AIM
Every line with the word "JSON" in it should be extracted from the data that follows.

DATA EXCERPTS
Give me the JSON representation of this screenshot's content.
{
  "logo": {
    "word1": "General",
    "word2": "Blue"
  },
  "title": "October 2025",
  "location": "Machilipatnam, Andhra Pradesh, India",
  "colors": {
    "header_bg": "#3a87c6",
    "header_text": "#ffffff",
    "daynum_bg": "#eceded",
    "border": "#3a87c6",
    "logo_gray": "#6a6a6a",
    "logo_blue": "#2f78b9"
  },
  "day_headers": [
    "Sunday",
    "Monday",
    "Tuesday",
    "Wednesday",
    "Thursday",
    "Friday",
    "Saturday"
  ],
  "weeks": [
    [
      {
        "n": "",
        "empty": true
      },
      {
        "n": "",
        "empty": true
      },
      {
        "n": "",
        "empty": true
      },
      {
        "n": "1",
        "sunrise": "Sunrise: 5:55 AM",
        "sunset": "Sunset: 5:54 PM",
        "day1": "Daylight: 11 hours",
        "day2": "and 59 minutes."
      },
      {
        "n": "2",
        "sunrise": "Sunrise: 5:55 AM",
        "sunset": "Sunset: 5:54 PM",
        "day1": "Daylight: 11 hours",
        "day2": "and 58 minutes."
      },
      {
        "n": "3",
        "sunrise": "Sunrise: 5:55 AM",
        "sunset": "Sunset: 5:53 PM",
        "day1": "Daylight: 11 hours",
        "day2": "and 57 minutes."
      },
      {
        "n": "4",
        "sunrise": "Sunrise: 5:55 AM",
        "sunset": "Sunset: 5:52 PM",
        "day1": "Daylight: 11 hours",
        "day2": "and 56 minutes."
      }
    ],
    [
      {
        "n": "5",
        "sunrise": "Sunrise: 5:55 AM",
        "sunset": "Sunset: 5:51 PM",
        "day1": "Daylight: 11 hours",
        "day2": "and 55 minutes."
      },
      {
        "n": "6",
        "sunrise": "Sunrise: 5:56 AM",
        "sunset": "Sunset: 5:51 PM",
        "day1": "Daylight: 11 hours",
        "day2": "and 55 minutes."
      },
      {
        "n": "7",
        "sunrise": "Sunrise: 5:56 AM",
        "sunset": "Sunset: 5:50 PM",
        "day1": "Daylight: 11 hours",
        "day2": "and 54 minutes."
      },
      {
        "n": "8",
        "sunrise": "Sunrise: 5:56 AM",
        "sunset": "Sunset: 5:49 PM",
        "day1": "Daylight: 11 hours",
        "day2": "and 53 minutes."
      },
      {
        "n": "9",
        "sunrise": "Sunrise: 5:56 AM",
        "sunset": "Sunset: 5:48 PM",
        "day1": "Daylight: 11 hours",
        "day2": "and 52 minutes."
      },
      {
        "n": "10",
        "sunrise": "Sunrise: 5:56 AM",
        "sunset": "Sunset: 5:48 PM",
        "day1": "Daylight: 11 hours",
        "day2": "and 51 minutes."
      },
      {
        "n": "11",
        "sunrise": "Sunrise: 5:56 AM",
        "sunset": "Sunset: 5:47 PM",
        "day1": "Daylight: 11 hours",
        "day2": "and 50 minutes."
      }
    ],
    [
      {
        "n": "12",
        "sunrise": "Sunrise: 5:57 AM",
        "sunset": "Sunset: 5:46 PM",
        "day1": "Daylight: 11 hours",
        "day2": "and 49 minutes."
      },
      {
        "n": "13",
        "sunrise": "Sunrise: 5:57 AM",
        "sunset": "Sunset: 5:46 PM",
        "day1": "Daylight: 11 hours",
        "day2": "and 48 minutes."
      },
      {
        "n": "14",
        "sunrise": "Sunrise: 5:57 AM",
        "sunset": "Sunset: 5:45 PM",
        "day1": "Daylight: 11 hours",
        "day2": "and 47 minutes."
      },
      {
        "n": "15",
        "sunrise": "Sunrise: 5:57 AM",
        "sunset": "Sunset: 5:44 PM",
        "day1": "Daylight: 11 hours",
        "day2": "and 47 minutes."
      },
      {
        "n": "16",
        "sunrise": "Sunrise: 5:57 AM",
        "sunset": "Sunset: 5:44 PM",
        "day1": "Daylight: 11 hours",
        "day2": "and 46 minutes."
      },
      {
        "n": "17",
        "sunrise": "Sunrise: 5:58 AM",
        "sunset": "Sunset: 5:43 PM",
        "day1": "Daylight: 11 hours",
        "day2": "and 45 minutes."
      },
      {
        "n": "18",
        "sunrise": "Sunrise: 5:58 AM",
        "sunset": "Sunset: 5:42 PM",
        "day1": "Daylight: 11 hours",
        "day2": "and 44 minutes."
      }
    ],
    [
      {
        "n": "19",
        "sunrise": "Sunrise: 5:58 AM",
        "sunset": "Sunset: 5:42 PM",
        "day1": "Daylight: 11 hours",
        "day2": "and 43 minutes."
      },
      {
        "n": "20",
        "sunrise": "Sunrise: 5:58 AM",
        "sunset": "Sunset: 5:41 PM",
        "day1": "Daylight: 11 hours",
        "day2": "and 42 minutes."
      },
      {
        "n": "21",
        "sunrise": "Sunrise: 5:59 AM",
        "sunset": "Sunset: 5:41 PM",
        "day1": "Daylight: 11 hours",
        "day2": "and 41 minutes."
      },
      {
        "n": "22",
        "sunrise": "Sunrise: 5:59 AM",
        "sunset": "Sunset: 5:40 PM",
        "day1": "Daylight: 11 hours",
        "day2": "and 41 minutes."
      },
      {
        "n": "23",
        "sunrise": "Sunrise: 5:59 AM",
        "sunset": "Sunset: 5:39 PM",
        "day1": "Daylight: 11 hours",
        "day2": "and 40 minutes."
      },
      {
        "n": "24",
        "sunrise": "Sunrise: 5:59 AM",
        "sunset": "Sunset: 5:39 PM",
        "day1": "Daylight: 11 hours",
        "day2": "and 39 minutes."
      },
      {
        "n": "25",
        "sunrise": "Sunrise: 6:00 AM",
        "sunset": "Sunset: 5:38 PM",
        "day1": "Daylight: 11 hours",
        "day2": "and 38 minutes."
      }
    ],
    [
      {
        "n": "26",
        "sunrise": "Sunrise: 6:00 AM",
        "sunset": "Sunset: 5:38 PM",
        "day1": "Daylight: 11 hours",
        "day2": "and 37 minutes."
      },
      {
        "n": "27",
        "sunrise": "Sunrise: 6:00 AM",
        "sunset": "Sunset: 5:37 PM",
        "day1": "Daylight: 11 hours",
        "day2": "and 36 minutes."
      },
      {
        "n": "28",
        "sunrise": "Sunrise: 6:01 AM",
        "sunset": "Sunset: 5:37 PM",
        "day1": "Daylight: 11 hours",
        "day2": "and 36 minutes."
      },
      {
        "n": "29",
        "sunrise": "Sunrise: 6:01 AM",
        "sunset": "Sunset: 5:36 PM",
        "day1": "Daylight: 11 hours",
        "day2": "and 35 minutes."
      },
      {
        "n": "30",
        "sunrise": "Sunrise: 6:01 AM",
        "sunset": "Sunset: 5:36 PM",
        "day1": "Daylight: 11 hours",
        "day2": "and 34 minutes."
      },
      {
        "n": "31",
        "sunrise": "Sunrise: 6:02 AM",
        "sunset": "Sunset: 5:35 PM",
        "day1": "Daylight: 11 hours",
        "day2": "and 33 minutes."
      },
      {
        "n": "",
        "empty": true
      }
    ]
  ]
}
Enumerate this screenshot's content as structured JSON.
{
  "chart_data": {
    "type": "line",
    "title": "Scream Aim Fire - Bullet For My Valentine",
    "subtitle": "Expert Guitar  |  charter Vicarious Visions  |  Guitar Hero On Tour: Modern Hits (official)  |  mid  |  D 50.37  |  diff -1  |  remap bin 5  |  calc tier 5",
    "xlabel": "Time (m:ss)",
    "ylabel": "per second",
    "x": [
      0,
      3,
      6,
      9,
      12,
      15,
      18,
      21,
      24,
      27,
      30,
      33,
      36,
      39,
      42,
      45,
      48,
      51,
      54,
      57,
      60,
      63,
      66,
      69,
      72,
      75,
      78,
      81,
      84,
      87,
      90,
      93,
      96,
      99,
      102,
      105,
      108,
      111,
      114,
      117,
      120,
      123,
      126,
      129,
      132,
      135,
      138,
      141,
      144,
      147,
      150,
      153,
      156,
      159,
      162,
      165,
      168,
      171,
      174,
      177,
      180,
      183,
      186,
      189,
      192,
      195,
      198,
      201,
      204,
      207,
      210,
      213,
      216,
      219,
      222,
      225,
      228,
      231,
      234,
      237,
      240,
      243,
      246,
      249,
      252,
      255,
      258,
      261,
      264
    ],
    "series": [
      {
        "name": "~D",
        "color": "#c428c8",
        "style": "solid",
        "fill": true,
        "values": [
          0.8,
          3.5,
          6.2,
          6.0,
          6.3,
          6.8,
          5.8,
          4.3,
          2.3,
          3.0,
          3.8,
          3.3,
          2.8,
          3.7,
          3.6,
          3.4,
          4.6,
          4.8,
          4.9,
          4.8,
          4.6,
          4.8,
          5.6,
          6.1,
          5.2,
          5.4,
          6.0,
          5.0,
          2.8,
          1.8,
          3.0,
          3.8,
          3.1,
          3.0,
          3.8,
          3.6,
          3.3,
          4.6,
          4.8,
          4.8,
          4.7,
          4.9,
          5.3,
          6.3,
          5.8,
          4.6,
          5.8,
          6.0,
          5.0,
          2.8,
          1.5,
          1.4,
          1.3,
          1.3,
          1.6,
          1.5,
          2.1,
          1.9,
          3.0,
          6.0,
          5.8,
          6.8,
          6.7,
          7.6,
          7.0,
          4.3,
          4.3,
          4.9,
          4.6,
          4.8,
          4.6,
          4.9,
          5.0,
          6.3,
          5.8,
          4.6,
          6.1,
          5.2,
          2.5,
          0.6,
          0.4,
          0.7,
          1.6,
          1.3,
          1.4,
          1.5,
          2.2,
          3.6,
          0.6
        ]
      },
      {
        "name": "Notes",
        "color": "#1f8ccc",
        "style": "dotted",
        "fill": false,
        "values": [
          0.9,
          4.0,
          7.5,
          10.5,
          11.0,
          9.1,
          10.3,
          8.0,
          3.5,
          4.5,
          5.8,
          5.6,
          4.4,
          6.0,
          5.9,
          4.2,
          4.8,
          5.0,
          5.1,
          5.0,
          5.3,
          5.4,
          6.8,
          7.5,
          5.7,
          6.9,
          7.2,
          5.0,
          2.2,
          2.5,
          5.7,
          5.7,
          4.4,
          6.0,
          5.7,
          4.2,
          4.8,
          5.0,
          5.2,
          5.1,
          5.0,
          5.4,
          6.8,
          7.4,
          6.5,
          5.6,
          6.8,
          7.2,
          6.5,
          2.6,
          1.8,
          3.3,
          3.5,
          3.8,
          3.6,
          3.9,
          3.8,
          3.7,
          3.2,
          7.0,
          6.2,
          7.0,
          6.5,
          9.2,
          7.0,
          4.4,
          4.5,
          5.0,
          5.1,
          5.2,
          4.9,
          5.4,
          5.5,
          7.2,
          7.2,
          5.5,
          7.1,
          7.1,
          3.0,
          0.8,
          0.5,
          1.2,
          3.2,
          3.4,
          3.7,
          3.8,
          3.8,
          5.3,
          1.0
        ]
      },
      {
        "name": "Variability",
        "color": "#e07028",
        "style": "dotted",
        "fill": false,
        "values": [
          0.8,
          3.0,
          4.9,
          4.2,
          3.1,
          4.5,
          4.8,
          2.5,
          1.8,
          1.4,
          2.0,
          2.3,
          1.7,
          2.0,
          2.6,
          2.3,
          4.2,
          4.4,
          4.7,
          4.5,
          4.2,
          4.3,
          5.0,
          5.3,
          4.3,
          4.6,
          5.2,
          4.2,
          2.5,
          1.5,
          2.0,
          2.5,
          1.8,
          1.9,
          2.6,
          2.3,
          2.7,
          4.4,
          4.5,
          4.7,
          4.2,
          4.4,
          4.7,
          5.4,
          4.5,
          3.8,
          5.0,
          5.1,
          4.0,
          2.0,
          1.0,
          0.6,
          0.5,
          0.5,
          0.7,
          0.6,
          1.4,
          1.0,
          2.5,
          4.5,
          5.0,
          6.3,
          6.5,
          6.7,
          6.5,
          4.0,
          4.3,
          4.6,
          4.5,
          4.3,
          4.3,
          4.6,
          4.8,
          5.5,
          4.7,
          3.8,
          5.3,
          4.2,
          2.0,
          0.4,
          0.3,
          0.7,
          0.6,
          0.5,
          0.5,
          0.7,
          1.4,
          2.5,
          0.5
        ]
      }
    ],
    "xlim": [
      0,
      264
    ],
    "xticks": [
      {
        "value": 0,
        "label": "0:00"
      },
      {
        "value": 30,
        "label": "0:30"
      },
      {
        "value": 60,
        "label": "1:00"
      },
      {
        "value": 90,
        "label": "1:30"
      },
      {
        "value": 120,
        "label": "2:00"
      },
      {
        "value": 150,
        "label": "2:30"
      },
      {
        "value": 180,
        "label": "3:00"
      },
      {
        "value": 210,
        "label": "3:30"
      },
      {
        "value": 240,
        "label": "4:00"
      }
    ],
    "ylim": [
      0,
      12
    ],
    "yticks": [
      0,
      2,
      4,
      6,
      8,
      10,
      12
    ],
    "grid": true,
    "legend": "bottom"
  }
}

SOLUTION TO THE PROBLEM
Give me the JSON representation of this screenshot's content.
Enumerate this screenshot's content as structured JSON.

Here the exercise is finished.